Start of RAW RECORDS
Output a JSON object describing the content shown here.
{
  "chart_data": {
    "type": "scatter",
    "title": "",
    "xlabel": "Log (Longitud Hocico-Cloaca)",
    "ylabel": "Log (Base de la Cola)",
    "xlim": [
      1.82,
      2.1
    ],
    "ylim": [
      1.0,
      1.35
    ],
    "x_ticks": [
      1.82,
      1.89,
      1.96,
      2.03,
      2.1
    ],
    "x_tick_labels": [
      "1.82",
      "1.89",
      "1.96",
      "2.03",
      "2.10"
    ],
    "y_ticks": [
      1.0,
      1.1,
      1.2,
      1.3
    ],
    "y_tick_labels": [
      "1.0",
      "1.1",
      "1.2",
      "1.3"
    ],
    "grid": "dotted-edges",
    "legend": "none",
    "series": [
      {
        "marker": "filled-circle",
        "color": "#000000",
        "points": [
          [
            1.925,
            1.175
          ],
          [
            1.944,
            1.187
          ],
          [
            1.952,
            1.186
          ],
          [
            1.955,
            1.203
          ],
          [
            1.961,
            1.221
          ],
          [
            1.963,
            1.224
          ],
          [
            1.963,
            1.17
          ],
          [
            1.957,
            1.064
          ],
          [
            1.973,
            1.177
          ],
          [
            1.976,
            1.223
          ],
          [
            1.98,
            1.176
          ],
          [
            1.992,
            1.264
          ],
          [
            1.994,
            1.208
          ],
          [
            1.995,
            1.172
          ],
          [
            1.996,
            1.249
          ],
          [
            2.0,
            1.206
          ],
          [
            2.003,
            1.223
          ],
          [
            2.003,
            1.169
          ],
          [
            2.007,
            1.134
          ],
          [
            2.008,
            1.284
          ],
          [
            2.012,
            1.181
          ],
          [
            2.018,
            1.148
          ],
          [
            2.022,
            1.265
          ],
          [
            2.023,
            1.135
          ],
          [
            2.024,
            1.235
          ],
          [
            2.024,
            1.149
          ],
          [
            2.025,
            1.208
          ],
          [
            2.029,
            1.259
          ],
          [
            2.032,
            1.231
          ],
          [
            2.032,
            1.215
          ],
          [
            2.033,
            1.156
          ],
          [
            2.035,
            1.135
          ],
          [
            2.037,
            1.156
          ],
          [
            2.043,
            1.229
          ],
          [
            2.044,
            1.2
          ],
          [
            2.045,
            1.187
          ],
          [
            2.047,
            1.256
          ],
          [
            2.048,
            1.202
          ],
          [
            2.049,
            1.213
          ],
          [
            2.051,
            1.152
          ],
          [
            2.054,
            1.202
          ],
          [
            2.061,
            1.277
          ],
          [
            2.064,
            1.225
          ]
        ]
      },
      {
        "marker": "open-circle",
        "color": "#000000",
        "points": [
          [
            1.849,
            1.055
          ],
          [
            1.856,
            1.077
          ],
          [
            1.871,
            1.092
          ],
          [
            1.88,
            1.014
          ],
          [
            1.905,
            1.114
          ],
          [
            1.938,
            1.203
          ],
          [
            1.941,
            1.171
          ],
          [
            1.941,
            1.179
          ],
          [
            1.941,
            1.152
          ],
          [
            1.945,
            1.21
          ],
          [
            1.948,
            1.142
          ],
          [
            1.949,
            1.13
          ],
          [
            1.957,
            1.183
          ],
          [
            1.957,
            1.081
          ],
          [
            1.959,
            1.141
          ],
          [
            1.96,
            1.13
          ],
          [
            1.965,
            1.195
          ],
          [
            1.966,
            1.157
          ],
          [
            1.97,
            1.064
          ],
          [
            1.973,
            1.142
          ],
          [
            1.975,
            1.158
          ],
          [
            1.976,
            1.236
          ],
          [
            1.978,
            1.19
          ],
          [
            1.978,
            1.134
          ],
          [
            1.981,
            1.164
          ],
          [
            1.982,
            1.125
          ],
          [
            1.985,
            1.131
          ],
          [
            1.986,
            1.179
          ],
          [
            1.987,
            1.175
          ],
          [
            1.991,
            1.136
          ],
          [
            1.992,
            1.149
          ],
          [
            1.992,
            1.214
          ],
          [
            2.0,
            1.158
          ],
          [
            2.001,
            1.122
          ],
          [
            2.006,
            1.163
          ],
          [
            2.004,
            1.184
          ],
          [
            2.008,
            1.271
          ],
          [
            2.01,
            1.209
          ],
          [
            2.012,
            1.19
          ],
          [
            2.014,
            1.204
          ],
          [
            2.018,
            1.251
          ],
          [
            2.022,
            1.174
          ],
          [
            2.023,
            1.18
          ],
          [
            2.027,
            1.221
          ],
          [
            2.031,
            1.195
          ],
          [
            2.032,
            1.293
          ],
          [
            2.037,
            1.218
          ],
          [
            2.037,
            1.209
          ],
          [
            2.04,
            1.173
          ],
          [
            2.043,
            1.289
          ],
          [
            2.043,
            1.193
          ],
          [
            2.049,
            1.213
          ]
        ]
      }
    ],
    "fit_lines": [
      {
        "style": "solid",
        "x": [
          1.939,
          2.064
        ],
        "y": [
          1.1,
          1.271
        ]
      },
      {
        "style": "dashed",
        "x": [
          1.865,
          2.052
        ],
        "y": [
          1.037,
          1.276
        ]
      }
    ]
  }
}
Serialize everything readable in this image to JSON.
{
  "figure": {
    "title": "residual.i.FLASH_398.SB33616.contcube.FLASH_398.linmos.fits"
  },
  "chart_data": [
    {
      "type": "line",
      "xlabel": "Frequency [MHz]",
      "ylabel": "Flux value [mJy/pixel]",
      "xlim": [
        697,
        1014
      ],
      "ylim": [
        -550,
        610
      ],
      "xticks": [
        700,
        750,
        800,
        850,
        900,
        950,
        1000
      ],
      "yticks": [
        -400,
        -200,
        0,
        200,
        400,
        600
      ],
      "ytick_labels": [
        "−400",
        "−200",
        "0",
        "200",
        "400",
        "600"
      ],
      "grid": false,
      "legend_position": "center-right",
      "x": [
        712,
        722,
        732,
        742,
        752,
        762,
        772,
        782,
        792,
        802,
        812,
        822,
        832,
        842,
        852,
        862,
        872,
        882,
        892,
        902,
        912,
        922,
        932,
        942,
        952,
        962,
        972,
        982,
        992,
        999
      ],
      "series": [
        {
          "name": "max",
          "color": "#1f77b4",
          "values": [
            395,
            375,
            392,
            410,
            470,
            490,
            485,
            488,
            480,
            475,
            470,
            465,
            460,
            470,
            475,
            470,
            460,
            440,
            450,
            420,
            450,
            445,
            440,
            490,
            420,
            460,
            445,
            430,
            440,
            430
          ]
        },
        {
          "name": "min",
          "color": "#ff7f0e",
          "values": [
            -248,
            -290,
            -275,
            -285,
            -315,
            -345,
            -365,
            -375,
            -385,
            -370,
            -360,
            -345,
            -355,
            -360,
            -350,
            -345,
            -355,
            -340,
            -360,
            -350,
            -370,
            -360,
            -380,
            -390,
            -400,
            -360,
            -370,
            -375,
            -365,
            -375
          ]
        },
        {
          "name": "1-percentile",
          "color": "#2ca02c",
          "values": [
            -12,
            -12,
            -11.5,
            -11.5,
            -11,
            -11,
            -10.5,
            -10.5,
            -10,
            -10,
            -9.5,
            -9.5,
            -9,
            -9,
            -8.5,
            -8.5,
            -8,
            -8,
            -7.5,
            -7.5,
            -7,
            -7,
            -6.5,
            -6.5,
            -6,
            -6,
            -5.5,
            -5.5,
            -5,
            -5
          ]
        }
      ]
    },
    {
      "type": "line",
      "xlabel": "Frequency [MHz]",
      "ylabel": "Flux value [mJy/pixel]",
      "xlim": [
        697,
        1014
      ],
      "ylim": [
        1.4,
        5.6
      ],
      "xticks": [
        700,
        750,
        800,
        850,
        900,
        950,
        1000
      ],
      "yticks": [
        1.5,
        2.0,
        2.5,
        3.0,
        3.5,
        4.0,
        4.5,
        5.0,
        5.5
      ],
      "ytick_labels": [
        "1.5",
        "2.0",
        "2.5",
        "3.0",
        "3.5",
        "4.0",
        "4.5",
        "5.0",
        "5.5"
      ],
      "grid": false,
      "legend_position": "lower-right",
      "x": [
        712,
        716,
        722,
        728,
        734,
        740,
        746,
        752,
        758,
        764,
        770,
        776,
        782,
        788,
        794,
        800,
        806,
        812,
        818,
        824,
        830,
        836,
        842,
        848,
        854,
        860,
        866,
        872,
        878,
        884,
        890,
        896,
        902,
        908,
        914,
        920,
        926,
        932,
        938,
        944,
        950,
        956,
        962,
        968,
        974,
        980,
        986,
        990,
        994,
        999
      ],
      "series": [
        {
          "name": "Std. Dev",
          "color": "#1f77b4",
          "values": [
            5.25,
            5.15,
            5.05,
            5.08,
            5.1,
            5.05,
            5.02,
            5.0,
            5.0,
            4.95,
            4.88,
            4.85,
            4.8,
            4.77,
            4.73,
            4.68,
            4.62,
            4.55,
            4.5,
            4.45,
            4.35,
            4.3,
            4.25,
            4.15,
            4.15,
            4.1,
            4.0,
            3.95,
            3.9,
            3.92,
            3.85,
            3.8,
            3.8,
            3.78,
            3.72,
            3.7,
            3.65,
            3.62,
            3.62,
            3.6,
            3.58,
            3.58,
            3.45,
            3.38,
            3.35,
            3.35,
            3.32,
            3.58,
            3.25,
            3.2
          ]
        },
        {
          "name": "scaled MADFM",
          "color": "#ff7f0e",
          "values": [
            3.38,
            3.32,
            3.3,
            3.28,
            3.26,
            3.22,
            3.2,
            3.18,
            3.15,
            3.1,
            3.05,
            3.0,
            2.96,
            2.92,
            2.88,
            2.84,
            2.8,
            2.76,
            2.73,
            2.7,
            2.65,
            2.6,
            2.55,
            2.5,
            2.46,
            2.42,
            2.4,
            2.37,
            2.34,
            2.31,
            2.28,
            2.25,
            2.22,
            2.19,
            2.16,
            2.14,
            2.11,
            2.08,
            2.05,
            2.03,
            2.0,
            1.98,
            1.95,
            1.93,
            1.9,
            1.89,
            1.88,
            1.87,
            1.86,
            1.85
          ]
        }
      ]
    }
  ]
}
End of RAW RECORDS
Search the data for "JSON" and list every line in which it occurs.

**ANSWER TO THE PROBLEM:**
Output a JSON object describing the content shown here.
Serialize everything readable in this image to JSON.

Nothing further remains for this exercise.